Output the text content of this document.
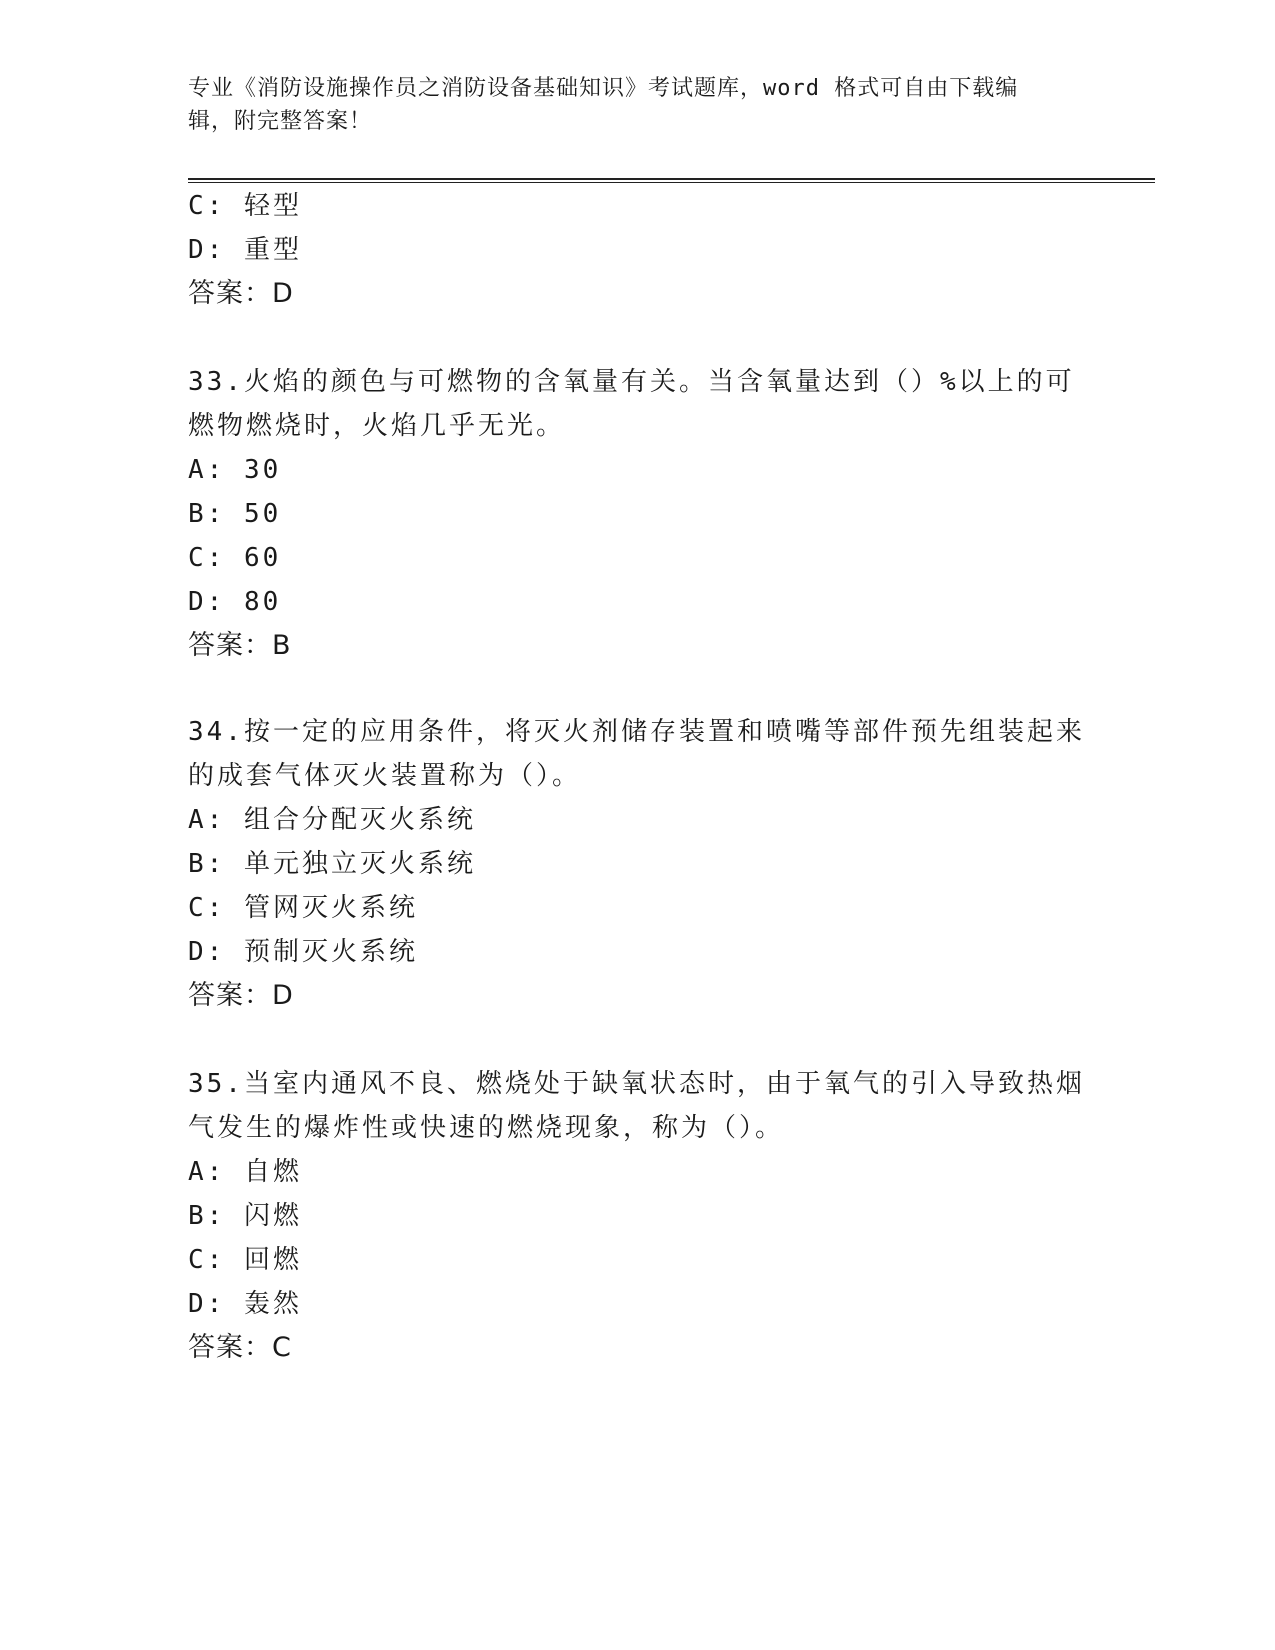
专业《消防设施操作员之消防设备基础知识》考试题库，word 格式可自由下载编
辑，附完整答案！
C: 轻型
D: 重型
答案：D
33.火焰的颜色与可燃物的含氧量有关。当含氧量达到（）%以上的可
燃物燃烧时，火焰几乎无光。
A: 30
B: 50
C: 60
D: 80
答案：B
34.按一定的应用条件，将灭火剂储存装置和喷嘴等部件预先组装起来
的成套气体灭火装置称为（）。
A: 组合分配灭火系统
B: 单元独立灭火系统
C: 管网灭火系统
D: 预制灭火系统
答案：D
35.当室内通风不良、燃烧处于缺氧状态时，由于氧气的引入导致热烟
气发生的爆炸性或快速的燃烧现象，称为（）。
A: 自燃
B: 闪燃
C: 回燃
D: 轰然
答案：C
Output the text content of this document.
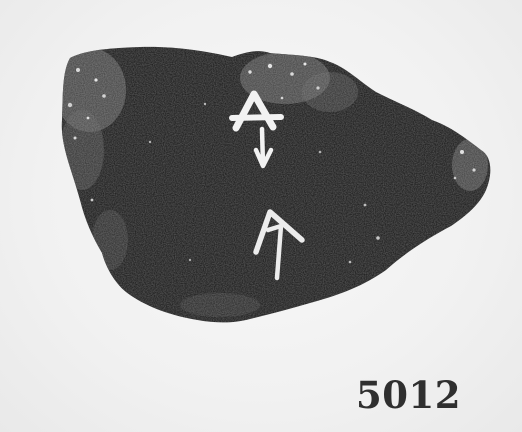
5012
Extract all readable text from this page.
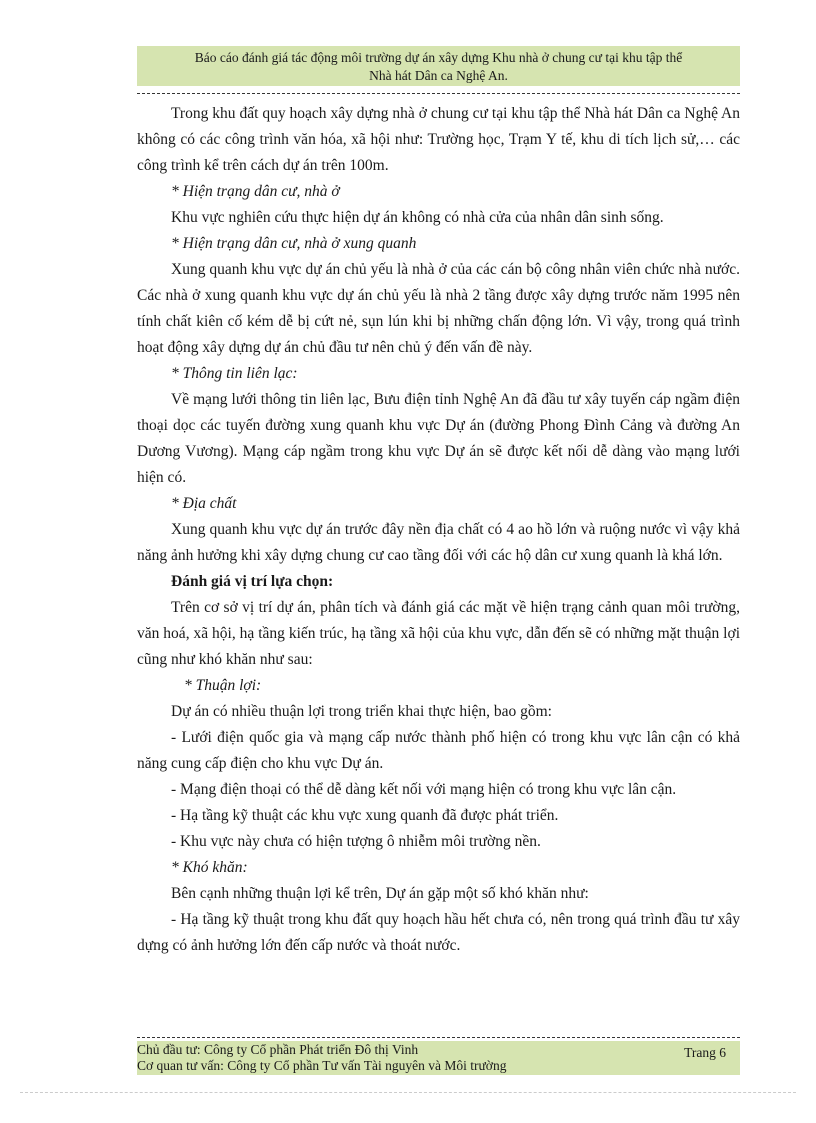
Báo cáo đánh giá tác động môi trường dự án xây dựng Khu nhà ở chung cư tại khu tập thể
Nhà hát Dân ca Nghệ An.

Trong khu đất quy hoạch xây dựng nhà ở chung cư tại khu tập thể Nhà hát Dân ca Nghệ An không có các công trình văn hóa, xã hội như: Trường học, Trạm Y tế, khu di tích lịch sử,… các công trình kể trên cách dự án trên 100m.

* Hiện trạng dân cư, nhà ở

Khu vực nghiên cứu thực hiện dự án không có nhà cửa của nhân dân sinh sống.

* Hiện trạng dân cư, nhà ở xung quanh

Xung quanh khu vực dự án chủ yếu là nhà ở của các cán bộ công nhân viên chức nhà nước. Các nhà ở xung quanh khu vực dự án chủ yếu là nhà 2 tầng được xây dựng trước năm 1995 nên tính chất kiên cố kém dễ bị cứt nẻ, sụn lún khi bị những chấn động lớn. Vì vậy, trong quá trình hoạt động xây dựng dự án chủ đầu tư nên chủ ý đến vấn đề này.

* Thông tin liên lạc:

Về mạng lưới thông tin liên lạc, Bưu điện tỉnh Nghệ An đã đầu tư xây tuyến cáp ngầm điện thoại dọc các tuyến đường xung quanh khu vực Dự án (đường Phong Đình Cảng và đường An Dương Vương). Mạng cáp ngầm trong khu vực Dự án sẽ được kết nối dễ dàng vào mạng lưới hiện có.

* Địa chất

Xung quanh khu vực dự án trước đây nền địa chất có 4 ao hồ lớn và ruộng nước vì vậy khả năng ảnh hưởng khi xây dựng chung cư cao tầng đối với các hộ dân cư xung quanh là khá lớn.

Đánh giá vị trí lựa chọn:

Trên cơ sở vị trí dự án, phân tích và đánh giá các mặt về hiện trạng cảnh quan môi trường, văn hoá, xã hội, hạ tầng kiến trúc, hạ tầng xã hội của khu vực, dẫn đến sẽ có những mặt thuận lợi cũng như khó khăn như sau:

* Thuận lợi:

Dự án có nhiều thuận lợi trong triển khai thực hiện, bao gồm:

- Lưới điện quốc gia và mạng cấp nước thành phố hiện có trong khu vực lân cận có khả năng cung cấp điện cho khu vực Dự án.

- Mạng điện thoại có thể dễ dàng kết nối với mạng hiện có trong khu vực lân cận.

- Hạ tầng kỹ thuật các khu vực xung quanh đã được phát triển.

- Khu vực này chưa có hiện tượng ô nhiễm môi trường nền.

* Khó khăn:

Bên cạnh những thuận lợi kể trên, Dự án gặp một số khó khăn như:

- Hạ tầng kỹ thuật trong khu đất quy hoạch hầu hết chưa có, nên trong quá trình đầu tư xây dựng có ảnh hưởng lớn đến cấp nước và thoát nước.

Chủ đầu tư: Công ty Cổ phần Phát triển Đô thị Vinh
Cơ quan tư vấn: Công ty Cổ phần Tư vấn Tài nguyên và Môi trường
Trang 6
────────────────────
* _WHAT IS REQUIRED_: Give every record back exactly as it reads, with no images.

* _SOLUTION FOR THIS PROBLEM_:
Output the text content of this document.
专业《消防设施操作员之消防设备基础知识》考试题库，word 格式可自由下载编
辑，附完整答案！
C: 轻型
D: 重型
答案：D
33.火焰的颜色与可燃物的含氧量有关。当含氧量达到（）%以上的可
燃物燃烧时，火焰几乎无光。
A: 30
B: 50
C: 60
D: 80
答案：B
34.按一定的应用条件，将灭火剂储存装置和喷嘴等部件预先组装起来
的成套气体灭火装置称为（）。
A: 组合分配灭火系统
B: 单元独立灭火系统
C: 管网灭火系统
D: 预制灭火系统
答案：D
35.当室内通风不良、燃烧处于缺氧状态时，由于氧气的引入导致热烟
气发生的爆炸性或快速的燃烧现象，称为（）。
A: 自燃
B: 闪燃
C: 回燃
D: 轰然
答案：C
Output the text content of this document.
5012
Extract all readable text from this page.
Báo cáo đánh giá tác động môi trường dự án xây dựng Khu nhà ở chung cư tại khu tập thể
Nhà hát Dân ca Nghệ An.

Trong khu đất quy hoạch xây dựng nhà ở chung cư tại khu tập thể Nhà hát Dân ca Nghệ An không có các công trình văn hóa, xã hội như: Trường học, Trạm Y tế, khu di tích lịch sử,… các công trình kể trên cách dự án trên 100m.

* Hiện trạng dân cư, nhà ở

Khu vực nghiên cứu thực hiện dự án không có nhà cửa của nhân dân sinh sống.

* Hiện trạng dân cư, nhà ở xung quanh

Xung quanh khu vực dự án chủ yếu là nhà ở của các cán bộ công nhân viên chức nhà nước. Các nhà ở xung quanh khu vực dự án chủ yếu là nhà 2 tầng được xây dựng trước năm 1995 nên tính chất kiên cố kém dễ bị cứt nẻ, sụn lún khi bị những chấn động lớn. Vì vậy, trong quá trình hoạt động xây dựng dự án chủ đầu tư nên chủ ý đến vấn đề này.

* Thông tin liên lạc:

Về mạng lưới thông tin liên lạc, Bưu điện tỉnh Nghệ An đã đầu tư xây tuyến cáp ngầm điện thoại dọc các tuyến đường xung quanh khu vực Dự án (đường Phong Đình Cảng và đường An Dương Vương). Mạng cáp ngầm trong khu vực Dự án sẽ được kết nối dễ dàng vào mạng lưới hiện có.

* Địa chất

Xung quanh khu vực dự án trước đây nền địa chất có 4 ao hồ lớn và ruộng nước vì vậy khả năng ảnh hưởng khi xây dựng chung cư cao tầng đối với các hộ dân cư xung quanh là khá lớn.

Đánh giá vị trí lựa chọn:

Trên cơ sở vị trí dự án, phân tích và đánh giá các mặt về hiện trạng cảnh quan môi trường, văn hoá, xã hội, hạ tầng kiến trúc, hạ tầng xã hội của khu vực, dẫn đến sẽ có những mặt thuận lợi cũng như khó khăn như sau:

* Thuận lợi:

Dự án có nhiều thuận lợi trong triển khai thực hiện, bao gồm:

- Lưới điện quốc gia và mạng cấp nước thành phố hiện có trong khu vực lân cận có khả năng cung cấp điện cho khu vực Dự án.

- Mạng điện thoại có thể dễ dàng kết nối với mạng hiện có trong khu vực lân cận.

- Hạ tầng kỹ thuật các khu vực xung quanh đã được phát triển.

- Khu vực này chưa có hiện tượng ô nhiễm môi trường nền.

* Khó khăn:

Bên cạnh những thuận lợi kể trên, Dự án gặp một số khó khăn như:

- Hạ tầng kỹ thuật trong khu đất quy hoạch hầu hết chưa có, nên trong quá trình đầu tư xây dựng có ảnh hưởng lớn đến cấp nước và thoát nước.

Chủ đầu tư: Công ty Cổ phần Phát triển Đô thị Vinh
Cơ quan tư vấn: Công ty Cổ phần Tư vấn Tài nguyên và Môi trường
Trang 6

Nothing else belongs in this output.